» **Short exercise**: Output the records exactly as they appear, with no pictures included.

Data entries for graphics:
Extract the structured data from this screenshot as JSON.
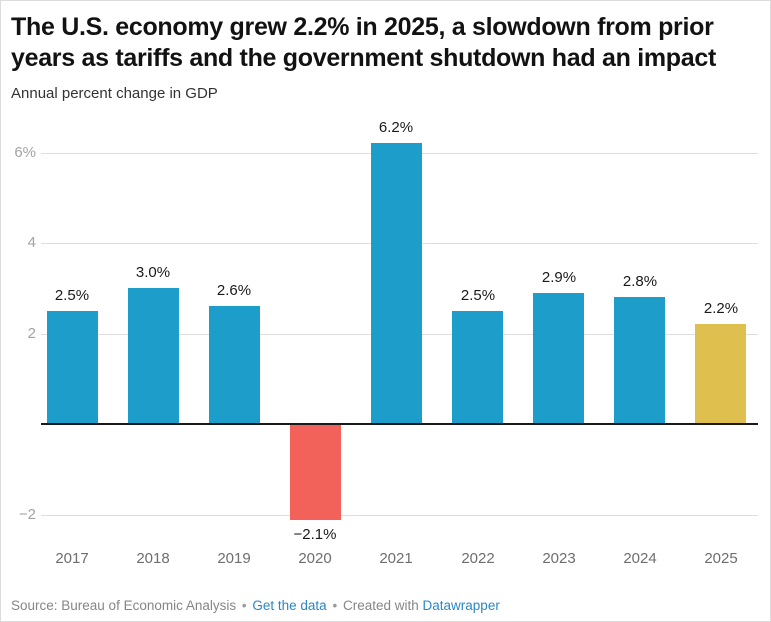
{
  "header": {
    "title": "The U.S. economy grew 2.2% in 2025, a slowdown from prior years as tariffs and the government shutdown had an impact",
    "subtitle": "Annual percent change in GDP"
  },
  "chart_data": {
    "type": "bar",
    "title": "The U.S. economy grew 2.2% in 2025, a slowdown from prior years as tariffs and the government shutdown had an impact",
    "subtitle": "Annual percent change in GDP",
    "categories": [
      "2017",
      "2018",
      "2019",
      "2020",
      "2021",
      "2022",
      "2023",
      "2024",
      "2025"
    ],
    "values": [
      2.5,
      3.0,
      2.6,
      -2.1,
      6.2,
      2.5,
      2.9,
      2.8,
      2.2
    ],
    "bar_labels": [
      "2.5%",
      "3.0%",
      "2.6%",
      "−2.1%",
      "6.2%",
      "2.5%",
      "2.9%",
      "2.8%",
      "2.2%"
    ],
    "bar_colors": [
      "#1d9dca",
      "#1d9dca",
      "#1d9dca",
      "#f2625a",
      "#1d9dca",
      "#1d9dca",
      "#1d9dca",
      "#1d9dca",
      "#dfc04f"
    ],
    "palette": {
      "positive_blue": "#1d9dca",
      "negative_red": "#f2625a",
      "highlight_gold": "#dfc04f"
    },
    "y_ticks": [
      {
        "value": 6,
        "label": "6%"
      },
      {
        "value": 4,
        "label": "4"
      },
      {
        "value": 2,
        "label": "2"
      },
      {
        "value": -2,
        "label": "−2"
      }
    ],
    "ylim": [
      -2.9,
      6.9
    ],
    "grid": true,
    "legend": "none",
    "xlabel": "",
    "ylabel": ""
  },
  "footer": {
    "source": "Source: Bureau of Economic Analysis",
    "separator": "•",
    "get_data_link": "Get the data",
    "created_with": "Created with",
    "datawrapper_link": "Datawrapper",
    "link_color": "#2b87c4",
    "text_color": "#868686"
  }
}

» **Solution**:
Extract the structured data from this screenshot as JSON.
{
  "header": {
    "title": "The U.S. economy grew 2.2% in 2025, a slowdown from prior years as tariffs and the government shutdown had an impact",
    "subtitle": "Annual percent change in GDP"
  },
  "chart_data": {
    "type": "bar",
    "title": "The U.S. economy grew 2.2% in 2025, a slowdown from prior years as tariffs and the government shutdown had an impact",
    "subtitle": "Annual percent change in GDP",
    "categories": [
      "2017",
      "2018",
      "2019",
      "2020",
      "2021",
      "2022",
      "2023",
      "2024",
      "2025"
    ],
    "values": [
      2.5,
      3.0,
      2.6,
      -2.1,
      6.2,
      2.5,
      2.9,
      2.8,
      2.2
    ],
    "bar_labels": [
      "2.5%",
      "3.0%",
      "2.6%",
      "−2.1%",
      "6.2%",
      "2.5%",
      "2.9%",
      "2.8%",
      "2.2%"
    ],
    "bar_colors": [
      "#1d9dca",
      "#1d9dca",
      "#1d9dca",
      "#f2625a",
      "#1d9dca",
      "#1d9dca",
      "#1d9dca",
      "#1d9dca",
      "#dfc04f"
    ],
    "palette": {
      "positive_blue": "#1d9dca",
      "negative_red": "#f2625a",
      "highlight_gold": "#dfc04f"
    },
    "y_ticks": [
      {
        "value": 6,
        "label": "6%"
      },
      {
        "value": 4,
        "label": "4"
      },
      {
        "value": 2,
        "label": "2"
      },
      {
        "value": -2,
        "label": "−2"
      }
    ],
    "ylim": [
      -2.9,
      6.9
    ],
    "grid": true,
    "legend": "none",
    "xlabel": "",
    "ylabel": ""
  },
  "footer": {
    "source": "Source: Bureau of Economic Analysis",
    "separator": "•",
    "get_data_link": "Get the data",
    "created_with": "Created with",
    "datawrapper_link": "Datawrapper",
    "link_color": "#2b87c4",
    "text_color": "#868686"
  }
}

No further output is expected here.